[Records from a data collection]
_____

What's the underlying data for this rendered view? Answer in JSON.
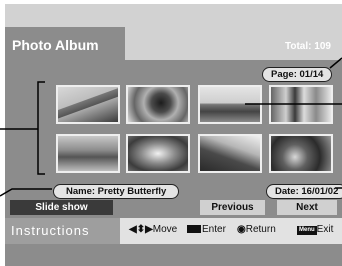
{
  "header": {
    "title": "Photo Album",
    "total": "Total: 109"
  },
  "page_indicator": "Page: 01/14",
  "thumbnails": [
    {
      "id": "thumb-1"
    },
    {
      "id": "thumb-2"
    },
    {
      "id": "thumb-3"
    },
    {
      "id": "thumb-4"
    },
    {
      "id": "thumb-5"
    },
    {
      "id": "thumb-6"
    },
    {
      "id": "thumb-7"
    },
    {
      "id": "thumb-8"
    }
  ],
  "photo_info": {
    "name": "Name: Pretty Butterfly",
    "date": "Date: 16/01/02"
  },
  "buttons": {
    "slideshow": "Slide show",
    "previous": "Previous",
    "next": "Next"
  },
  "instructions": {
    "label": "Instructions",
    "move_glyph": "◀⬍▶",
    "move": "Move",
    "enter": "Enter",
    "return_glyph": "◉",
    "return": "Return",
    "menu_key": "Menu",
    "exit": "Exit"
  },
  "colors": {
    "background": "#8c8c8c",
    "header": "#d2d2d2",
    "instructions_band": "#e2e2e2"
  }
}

_____

Leave out the pictures and retype every line above exactly.

What's the underlying data for this rendered view? Answer in JSON.
{
  "header": {
    "title": "Photo Album",
    "total": "Total: 109"
  },
  "page_indicator": "Page: 01/14",
  "thumbnails": [
    {
      "id": "thumb-1"
    },
    {
      "id": "thumb-2"
    },
    {
      "id": "thumb-3"
    },
    {
      "id": "thumb-4"
    },
    {
      "id": "thumb-5"
    },
    {
      "id": "thumb-6"
    },
    {
      "id": "thumb-7"
    },
    {
      "id": "thumb-8"
    }
  ],
  "photo_info": {
    "name": "Name: Pretty Butterfly",
    "date": "Date: 16/01/02"
  },
  "buttons": {
    "slideshow": "Slide show",
    "previous": "Previous",
    "next": "Next"
  },
  "instructions": {
    "label": "Instructions",
    "move_glyph": "◀⬍▶",
    "move": "Move",
    "enter": "Enter",
    "return_glyph": "◉",
    "return": "Return",
    "menu_key": "Menu",
    "exit": "Exit"
  },
  "colors": {
    "background": "#8c8c8c",
    "header": "#d2d2d2",
    "instructions_band": "#e2e2e2"
  }
}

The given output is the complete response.